Extract each line bearing the word "Person".
╭─ Data supplied
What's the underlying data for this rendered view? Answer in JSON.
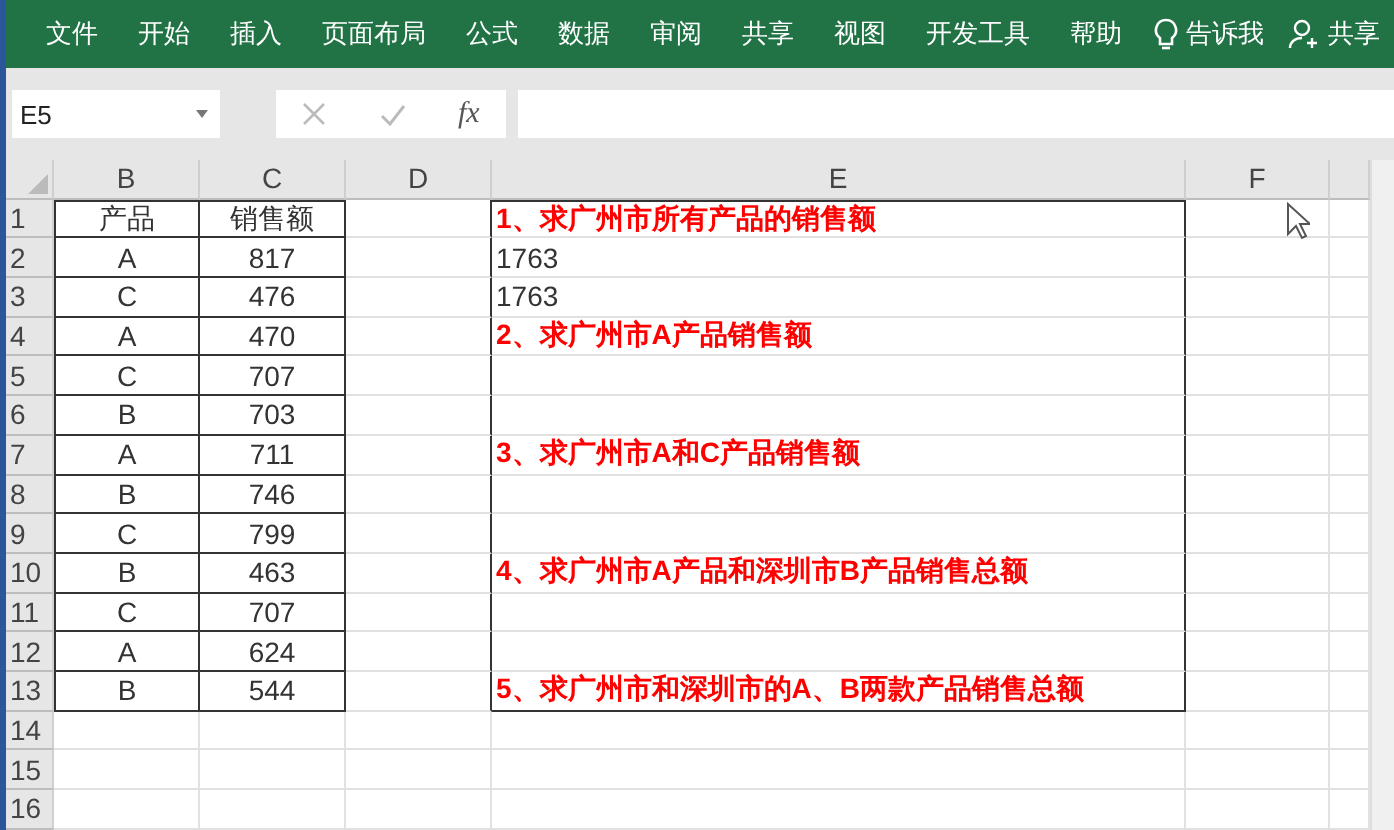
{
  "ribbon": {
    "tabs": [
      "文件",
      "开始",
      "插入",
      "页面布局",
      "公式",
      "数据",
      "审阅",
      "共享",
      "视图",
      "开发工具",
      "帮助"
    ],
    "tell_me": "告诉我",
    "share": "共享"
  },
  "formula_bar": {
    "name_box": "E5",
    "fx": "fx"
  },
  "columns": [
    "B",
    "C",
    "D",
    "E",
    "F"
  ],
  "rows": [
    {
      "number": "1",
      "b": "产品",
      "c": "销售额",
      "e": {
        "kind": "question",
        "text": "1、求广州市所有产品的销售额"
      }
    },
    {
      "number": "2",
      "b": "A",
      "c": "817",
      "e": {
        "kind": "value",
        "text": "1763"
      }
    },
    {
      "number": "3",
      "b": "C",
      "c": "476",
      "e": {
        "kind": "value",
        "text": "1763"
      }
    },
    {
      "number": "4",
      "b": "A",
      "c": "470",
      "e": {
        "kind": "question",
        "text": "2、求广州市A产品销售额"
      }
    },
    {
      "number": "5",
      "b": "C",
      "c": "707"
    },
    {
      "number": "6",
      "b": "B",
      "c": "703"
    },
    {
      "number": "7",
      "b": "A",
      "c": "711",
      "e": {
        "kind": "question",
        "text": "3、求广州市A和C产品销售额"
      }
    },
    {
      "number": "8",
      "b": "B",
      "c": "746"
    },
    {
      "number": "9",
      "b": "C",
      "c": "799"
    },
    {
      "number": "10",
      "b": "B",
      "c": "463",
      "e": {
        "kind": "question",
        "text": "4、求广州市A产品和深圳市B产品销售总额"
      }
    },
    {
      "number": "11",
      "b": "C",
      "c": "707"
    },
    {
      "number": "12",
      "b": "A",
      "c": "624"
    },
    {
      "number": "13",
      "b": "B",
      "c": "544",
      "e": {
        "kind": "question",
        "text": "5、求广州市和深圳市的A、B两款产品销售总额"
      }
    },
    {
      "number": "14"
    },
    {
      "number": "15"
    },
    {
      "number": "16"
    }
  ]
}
╰─
╭─ Data supplied
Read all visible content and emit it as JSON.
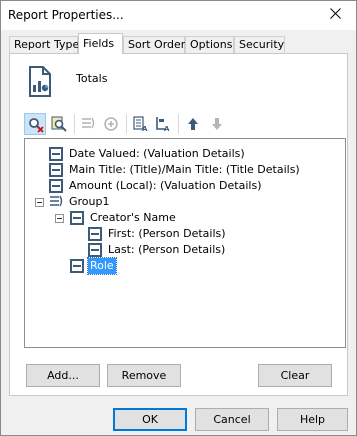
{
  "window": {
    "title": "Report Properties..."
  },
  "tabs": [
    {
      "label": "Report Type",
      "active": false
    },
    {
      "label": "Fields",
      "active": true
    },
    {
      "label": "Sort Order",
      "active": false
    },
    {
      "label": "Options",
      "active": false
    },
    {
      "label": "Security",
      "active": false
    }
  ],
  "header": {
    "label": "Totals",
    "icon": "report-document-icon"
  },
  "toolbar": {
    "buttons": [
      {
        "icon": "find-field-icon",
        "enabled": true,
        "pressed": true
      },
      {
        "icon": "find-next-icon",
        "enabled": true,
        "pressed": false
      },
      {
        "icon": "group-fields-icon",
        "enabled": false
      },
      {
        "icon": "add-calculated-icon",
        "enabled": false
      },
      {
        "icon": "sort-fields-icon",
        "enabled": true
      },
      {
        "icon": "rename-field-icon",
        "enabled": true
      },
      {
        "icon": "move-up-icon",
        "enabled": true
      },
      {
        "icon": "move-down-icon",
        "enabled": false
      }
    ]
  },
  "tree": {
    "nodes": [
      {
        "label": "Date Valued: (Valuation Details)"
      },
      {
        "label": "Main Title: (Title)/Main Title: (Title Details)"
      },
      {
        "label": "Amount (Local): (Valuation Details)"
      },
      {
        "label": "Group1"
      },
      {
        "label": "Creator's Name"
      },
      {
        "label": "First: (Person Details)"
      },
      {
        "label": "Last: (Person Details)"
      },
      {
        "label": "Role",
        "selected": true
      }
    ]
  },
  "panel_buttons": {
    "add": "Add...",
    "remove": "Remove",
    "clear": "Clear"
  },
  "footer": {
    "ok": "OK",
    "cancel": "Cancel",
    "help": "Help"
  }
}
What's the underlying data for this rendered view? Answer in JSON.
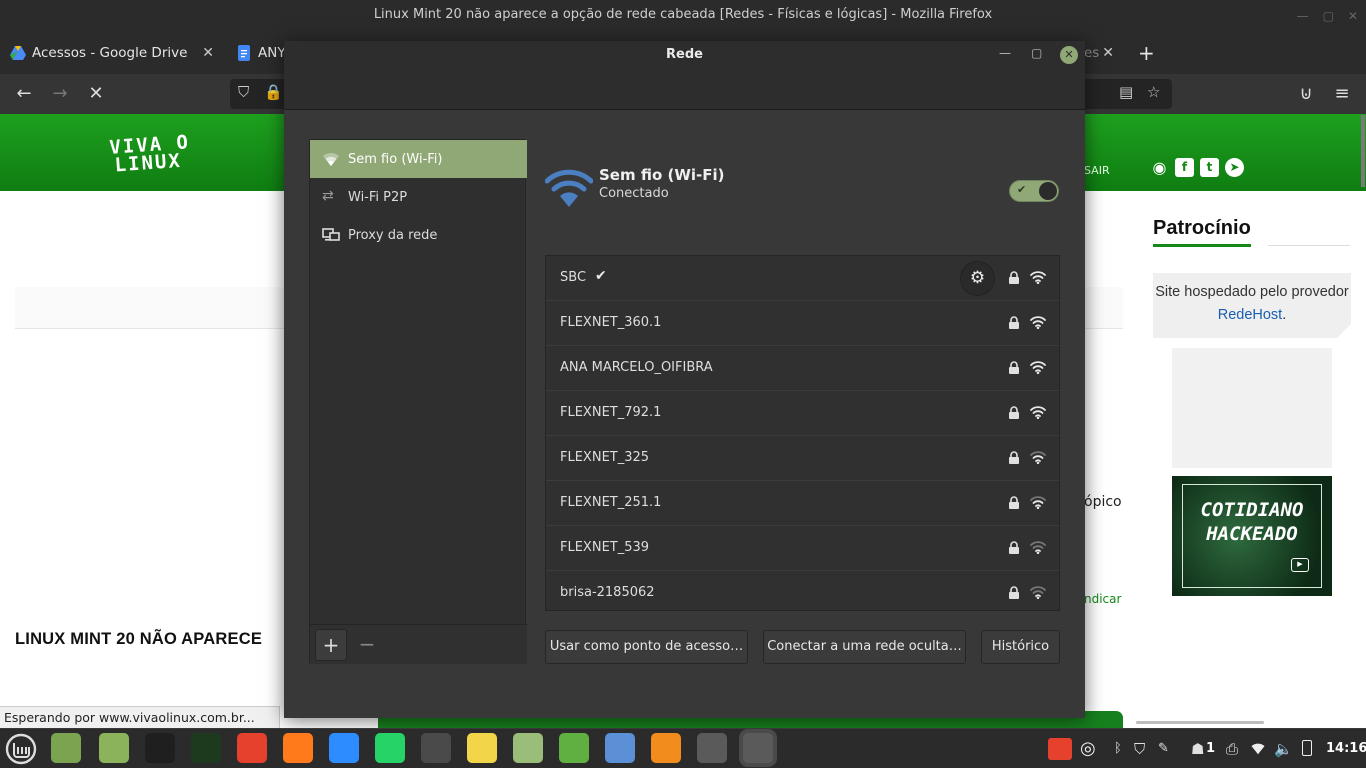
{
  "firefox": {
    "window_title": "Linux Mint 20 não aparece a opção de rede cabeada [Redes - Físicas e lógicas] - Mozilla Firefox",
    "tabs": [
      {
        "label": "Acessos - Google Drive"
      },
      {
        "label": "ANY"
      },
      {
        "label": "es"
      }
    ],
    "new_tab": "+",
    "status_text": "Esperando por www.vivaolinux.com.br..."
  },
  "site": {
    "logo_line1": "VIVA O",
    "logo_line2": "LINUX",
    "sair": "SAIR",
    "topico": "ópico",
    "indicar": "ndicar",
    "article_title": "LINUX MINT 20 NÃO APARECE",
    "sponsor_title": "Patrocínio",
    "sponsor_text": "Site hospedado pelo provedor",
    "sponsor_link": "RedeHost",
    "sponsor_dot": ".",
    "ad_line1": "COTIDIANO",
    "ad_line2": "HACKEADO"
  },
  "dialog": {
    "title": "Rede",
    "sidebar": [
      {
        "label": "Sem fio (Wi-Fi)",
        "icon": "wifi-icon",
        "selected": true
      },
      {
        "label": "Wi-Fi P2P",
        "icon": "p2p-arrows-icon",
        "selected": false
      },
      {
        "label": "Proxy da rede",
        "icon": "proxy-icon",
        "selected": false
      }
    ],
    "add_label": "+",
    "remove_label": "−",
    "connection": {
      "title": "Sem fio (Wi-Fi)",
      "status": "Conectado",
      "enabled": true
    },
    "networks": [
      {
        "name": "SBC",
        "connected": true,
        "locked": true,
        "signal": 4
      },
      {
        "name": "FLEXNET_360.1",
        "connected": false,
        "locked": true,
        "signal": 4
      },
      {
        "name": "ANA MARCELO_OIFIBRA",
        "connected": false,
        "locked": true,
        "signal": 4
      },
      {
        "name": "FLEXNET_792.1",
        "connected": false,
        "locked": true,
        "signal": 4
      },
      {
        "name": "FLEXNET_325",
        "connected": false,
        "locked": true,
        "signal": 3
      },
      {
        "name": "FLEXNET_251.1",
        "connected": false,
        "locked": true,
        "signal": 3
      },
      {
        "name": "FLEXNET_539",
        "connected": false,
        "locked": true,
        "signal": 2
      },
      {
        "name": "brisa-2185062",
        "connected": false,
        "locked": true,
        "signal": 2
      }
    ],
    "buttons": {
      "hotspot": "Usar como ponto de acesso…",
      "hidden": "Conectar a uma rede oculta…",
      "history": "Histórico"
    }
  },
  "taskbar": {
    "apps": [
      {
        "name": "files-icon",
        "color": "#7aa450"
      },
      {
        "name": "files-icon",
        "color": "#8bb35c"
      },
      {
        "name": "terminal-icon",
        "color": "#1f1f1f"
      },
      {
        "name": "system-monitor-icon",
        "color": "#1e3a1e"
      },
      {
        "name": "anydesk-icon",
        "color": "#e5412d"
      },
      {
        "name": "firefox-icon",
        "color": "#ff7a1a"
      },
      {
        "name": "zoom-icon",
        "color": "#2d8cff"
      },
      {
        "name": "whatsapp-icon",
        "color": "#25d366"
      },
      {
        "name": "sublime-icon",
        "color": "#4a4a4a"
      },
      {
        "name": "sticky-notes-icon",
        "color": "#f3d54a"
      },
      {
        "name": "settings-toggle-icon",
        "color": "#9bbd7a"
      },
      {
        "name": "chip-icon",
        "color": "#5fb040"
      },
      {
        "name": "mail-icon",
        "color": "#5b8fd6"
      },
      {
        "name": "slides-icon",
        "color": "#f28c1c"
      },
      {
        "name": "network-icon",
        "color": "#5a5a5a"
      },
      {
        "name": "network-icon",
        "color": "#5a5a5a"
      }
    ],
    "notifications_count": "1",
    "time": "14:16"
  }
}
╰─
* [Solved problem]
        "label": "First: (Person Details)"
        "label": "Last: (Person Details)"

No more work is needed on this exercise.